--- Start EXCERPTED RECORDS ---
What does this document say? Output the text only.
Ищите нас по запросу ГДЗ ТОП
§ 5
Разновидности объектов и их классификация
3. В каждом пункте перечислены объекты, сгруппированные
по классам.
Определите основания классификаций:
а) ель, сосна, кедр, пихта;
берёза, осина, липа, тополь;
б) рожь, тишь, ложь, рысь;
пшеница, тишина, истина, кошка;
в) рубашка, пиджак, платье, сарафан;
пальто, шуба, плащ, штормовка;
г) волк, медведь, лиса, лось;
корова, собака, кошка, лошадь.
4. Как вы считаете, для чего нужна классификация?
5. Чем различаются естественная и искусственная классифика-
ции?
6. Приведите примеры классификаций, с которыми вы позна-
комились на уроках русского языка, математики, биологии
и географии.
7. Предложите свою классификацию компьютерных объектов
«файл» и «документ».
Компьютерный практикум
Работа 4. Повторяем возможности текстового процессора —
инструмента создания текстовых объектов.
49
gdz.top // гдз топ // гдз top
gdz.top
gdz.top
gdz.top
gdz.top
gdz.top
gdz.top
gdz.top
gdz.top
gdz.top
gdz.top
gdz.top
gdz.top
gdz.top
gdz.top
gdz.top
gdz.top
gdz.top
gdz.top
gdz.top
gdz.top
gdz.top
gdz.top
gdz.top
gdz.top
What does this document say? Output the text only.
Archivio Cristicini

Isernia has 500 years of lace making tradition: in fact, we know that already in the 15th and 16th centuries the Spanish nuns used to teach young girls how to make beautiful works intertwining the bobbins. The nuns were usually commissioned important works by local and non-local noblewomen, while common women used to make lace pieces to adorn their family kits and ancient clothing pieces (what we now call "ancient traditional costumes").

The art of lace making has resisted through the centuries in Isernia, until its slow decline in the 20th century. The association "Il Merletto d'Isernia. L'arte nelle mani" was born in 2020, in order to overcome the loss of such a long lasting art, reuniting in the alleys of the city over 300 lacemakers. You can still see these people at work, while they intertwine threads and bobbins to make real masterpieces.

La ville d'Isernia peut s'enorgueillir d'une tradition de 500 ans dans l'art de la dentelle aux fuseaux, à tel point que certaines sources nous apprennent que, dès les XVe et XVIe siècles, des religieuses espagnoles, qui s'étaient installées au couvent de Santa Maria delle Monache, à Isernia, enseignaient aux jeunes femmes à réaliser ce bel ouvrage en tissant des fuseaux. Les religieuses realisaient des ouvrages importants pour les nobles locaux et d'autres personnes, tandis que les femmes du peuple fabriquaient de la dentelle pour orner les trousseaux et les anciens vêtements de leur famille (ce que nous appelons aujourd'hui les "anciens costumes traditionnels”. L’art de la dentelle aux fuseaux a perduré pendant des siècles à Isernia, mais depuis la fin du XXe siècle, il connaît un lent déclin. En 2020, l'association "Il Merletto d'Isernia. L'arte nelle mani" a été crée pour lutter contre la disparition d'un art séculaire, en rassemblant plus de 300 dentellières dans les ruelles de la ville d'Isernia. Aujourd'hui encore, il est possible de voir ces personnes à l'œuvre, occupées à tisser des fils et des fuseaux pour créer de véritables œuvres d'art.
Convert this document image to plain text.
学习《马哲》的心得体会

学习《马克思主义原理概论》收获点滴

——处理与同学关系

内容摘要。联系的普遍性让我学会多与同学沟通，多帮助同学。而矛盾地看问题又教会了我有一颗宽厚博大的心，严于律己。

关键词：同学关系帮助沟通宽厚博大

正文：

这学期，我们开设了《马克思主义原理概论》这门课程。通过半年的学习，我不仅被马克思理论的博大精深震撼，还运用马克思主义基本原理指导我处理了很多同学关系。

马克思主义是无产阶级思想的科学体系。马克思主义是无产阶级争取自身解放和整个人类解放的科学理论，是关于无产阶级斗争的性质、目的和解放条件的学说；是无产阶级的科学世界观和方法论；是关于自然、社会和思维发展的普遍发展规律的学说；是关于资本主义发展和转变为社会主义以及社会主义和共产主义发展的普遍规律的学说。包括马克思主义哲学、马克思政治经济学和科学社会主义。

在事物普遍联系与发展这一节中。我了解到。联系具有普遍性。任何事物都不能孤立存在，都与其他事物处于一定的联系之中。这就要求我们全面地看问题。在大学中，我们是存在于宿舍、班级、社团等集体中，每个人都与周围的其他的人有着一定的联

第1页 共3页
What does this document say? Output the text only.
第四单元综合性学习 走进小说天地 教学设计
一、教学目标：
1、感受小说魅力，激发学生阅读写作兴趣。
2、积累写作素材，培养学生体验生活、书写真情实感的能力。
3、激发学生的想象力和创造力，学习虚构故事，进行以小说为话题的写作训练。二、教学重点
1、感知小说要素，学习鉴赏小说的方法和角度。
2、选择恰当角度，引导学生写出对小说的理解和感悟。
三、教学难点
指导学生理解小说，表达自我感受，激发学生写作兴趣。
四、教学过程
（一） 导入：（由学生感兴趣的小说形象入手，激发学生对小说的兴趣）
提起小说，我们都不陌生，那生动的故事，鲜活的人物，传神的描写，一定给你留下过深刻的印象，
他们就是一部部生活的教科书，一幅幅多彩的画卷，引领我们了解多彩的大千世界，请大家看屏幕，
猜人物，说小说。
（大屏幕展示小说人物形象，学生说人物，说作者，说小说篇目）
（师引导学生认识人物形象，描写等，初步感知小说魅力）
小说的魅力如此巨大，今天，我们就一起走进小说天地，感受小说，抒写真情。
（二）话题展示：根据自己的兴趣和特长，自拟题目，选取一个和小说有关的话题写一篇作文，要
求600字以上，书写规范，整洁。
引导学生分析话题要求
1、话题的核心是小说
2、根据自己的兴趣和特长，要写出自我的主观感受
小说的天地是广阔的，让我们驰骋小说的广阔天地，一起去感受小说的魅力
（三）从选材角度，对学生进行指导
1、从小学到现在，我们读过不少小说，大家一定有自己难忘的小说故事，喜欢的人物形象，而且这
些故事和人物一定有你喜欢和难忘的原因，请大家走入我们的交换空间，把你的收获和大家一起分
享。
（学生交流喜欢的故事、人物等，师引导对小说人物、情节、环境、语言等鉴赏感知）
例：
--- End EXCERPTED RECORDS ---
* STATED PROBLEM: List the lines that contain the word "классификаций".

* RESULT OF THIS TASK:
Определите основания классификаций:
6. Приведите примеры классификаций, с которыми вы позна-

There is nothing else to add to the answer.